• _Stored items_:
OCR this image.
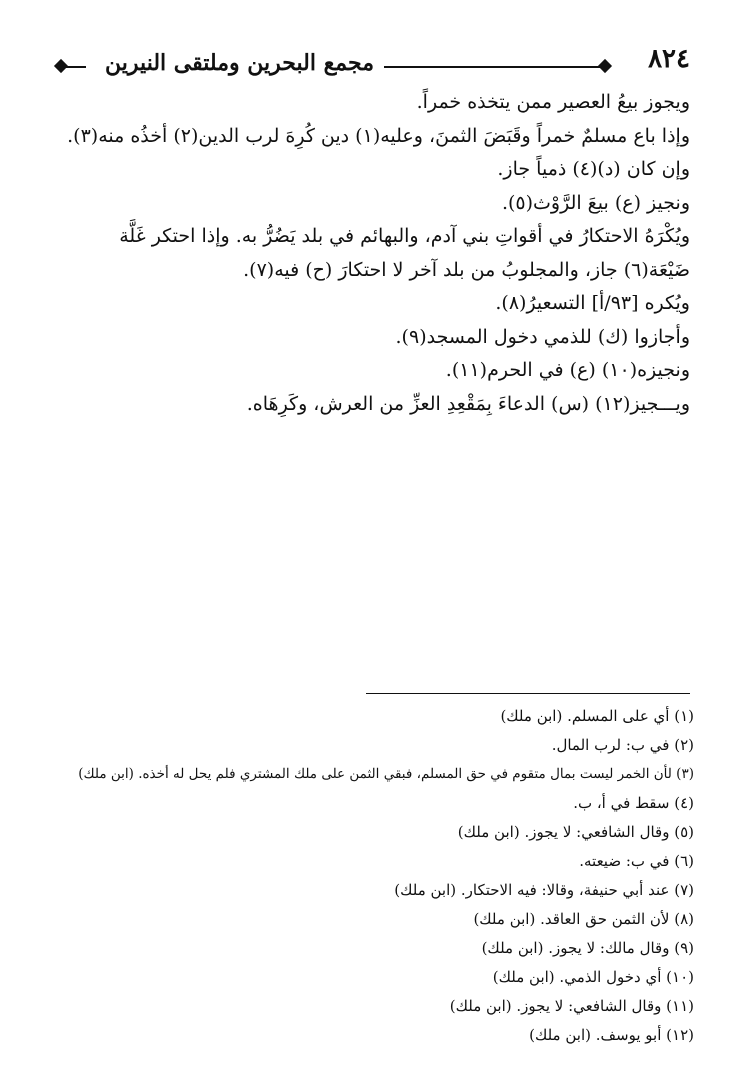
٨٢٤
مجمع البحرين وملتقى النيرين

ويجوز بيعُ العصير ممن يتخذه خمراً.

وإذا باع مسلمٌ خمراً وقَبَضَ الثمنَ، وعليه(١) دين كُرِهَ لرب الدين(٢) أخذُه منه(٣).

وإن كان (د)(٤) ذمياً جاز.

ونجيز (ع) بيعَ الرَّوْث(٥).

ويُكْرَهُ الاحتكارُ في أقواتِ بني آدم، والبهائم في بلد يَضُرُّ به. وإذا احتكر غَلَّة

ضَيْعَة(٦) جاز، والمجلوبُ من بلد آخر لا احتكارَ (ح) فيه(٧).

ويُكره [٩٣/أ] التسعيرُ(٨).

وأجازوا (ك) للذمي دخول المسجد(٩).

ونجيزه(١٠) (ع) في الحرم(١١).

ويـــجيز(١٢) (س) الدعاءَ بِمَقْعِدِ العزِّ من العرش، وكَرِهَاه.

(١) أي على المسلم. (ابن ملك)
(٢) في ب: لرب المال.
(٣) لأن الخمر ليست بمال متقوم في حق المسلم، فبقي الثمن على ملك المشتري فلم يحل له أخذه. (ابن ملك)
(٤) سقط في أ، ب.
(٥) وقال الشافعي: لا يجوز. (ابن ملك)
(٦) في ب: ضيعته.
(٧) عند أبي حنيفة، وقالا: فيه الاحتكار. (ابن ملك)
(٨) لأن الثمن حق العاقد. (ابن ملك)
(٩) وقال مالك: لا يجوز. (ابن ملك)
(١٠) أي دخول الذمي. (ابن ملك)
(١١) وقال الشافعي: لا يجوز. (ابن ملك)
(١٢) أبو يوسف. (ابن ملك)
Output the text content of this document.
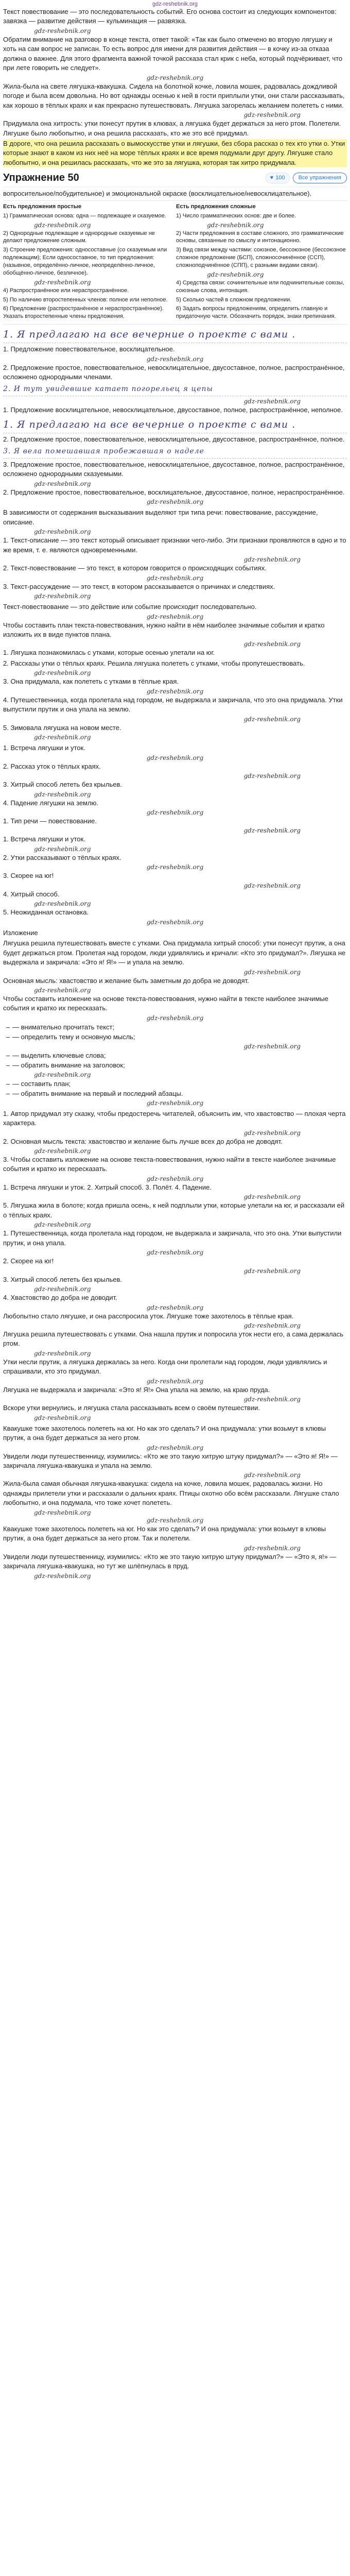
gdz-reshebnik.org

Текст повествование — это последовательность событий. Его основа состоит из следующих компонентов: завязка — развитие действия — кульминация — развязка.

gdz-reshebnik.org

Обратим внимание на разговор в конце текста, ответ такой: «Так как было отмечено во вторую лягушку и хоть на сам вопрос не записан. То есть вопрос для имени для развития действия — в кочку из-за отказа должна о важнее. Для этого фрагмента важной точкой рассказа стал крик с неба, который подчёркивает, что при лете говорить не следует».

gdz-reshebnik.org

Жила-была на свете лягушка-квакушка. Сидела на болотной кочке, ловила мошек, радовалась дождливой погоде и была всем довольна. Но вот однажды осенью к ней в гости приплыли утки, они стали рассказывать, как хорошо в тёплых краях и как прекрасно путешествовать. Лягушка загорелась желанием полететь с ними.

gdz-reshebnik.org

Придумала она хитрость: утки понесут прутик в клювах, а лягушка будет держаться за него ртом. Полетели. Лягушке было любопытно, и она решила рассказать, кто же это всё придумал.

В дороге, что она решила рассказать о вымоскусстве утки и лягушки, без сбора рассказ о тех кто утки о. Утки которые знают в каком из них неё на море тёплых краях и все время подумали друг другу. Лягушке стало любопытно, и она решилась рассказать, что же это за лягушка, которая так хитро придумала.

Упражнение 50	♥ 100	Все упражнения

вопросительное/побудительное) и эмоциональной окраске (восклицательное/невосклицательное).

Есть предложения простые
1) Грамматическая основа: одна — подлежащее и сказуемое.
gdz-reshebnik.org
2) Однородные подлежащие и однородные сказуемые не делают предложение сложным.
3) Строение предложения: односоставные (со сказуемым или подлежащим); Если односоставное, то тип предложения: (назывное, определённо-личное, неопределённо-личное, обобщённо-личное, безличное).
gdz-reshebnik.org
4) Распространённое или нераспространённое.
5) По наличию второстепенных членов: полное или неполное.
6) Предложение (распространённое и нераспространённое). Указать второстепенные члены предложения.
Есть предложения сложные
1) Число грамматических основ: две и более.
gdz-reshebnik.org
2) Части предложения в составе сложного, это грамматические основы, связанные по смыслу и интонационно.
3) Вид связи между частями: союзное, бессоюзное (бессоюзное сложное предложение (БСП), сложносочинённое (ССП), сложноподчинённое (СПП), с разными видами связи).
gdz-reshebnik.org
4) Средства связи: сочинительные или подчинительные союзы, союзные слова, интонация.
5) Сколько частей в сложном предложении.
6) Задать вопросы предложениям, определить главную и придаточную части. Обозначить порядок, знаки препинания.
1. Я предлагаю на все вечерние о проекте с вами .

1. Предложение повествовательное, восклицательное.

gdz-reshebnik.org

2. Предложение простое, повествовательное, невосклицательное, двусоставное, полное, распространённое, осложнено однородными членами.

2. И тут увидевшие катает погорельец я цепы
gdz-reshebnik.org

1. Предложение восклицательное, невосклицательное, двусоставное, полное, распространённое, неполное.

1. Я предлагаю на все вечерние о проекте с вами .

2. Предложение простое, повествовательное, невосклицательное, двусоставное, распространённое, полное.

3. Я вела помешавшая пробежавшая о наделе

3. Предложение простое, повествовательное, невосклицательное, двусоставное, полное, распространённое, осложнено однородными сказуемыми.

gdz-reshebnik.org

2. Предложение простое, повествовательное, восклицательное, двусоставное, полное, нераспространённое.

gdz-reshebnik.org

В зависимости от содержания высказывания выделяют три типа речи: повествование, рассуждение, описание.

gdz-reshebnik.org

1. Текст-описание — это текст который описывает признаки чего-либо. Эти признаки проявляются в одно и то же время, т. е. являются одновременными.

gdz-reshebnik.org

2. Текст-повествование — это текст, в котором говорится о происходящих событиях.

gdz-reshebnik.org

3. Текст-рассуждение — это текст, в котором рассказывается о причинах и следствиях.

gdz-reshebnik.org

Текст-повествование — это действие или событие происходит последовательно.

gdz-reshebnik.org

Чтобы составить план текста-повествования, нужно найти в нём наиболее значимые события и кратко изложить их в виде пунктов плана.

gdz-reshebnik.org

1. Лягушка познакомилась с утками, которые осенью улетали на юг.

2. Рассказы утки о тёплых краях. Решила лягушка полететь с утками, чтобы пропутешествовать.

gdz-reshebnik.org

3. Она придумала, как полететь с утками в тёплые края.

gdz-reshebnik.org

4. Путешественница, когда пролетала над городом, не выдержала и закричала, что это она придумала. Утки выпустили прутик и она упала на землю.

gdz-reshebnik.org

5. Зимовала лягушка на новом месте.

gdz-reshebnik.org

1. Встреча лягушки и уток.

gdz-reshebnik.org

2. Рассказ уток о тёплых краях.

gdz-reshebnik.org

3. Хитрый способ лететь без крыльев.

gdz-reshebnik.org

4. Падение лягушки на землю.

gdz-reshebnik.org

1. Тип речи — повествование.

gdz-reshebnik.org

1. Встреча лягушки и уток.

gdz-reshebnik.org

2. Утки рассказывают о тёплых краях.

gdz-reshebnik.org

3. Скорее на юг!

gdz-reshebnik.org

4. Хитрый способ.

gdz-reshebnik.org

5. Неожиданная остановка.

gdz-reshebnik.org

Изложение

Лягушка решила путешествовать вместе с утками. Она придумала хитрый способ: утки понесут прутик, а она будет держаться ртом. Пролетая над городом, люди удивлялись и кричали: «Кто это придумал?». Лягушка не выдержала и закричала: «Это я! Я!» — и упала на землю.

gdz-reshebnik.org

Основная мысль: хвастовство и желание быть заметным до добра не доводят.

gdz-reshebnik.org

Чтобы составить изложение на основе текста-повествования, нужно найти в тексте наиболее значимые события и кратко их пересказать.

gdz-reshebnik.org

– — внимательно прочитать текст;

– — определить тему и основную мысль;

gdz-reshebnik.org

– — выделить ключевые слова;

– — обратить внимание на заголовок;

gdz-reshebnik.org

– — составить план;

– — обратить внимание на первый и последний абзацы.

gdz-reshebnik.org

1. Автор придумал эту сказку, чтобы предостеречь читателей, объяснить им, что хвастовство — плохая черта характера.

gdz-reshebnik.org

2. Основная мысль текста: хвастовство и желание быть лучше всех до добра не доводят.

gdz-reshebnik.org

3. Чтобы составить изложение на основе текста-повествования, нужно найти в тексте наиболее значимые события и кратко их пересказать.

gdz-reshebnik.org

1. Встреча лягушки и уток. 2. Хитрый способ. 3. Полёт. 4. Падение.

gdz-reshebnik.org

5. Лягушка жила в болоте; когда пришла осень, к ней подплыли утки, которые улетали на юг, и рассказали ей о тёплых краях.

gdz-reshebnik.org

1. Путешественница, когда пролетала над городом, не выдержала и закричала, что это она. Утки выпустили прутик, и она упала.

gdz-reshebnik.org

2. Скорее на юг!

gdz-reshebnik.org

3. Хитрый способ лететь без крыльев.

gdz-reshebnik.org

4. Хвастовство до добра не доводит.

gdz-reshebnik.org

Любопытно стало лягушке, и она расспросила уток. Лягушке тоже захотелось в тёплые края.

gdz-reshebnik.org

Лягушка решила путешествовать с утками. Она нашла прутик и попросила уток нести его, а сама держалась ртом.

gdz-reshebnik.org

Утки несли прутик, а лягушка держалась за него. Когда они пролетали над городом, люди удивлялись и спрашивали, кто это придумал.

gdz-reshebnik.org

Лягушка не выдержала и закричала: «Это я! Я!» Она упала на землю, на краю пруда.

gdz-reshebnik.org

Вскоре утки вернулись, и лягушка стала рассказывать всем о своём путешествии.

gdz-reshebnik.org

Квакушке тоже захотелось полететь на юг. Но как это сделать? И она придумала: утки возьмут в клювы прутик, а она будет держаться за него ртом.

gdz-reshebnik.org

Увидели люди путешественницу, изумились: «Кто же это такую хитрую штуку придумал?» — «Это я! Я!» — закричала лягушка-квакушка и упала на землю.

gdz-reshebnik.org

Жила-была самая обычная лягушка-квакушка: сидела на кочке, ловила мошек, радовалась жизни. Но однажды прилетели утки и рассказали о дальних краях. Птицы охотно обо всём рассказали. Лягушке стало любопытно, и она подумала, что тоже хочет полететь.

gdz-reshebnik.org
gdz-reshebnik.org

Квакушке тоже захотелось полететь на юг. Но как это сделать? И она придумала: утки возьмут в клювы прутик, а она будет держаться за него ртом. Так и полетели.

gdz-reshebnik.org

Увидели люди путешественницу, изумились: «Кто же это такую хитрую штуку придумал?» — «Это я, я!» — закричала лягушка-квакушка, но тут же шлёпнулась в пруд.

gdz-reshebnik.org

• _DIRECTIONS_:
Pick out all lines from the data above in which the word "однажды" appears.

• _COMPLETE OUTPUT_:
Жила-была на свете лягушка-квакушка. Сидела на болотной кочке, ловила мошек, радовалась дождливой погоде и была всем довольна. Но вот однажды осенью к ней в гости приплыли утки, они стали рассказывать, как хорошо в тёплых краях и как прекрасно путешествовать. Лягушка загорелась желанием полететь с ними.
Жила-была самая обычная лягушка-квакушка: сидела на кочке, ловила мошек, радовалась жизни. Но однажды прилетели утки и рассказали о дальних краях. Птицы охотно обо всём рассказали. Лягушке стало любопытно, и она подумала, что тоже хочет полететь.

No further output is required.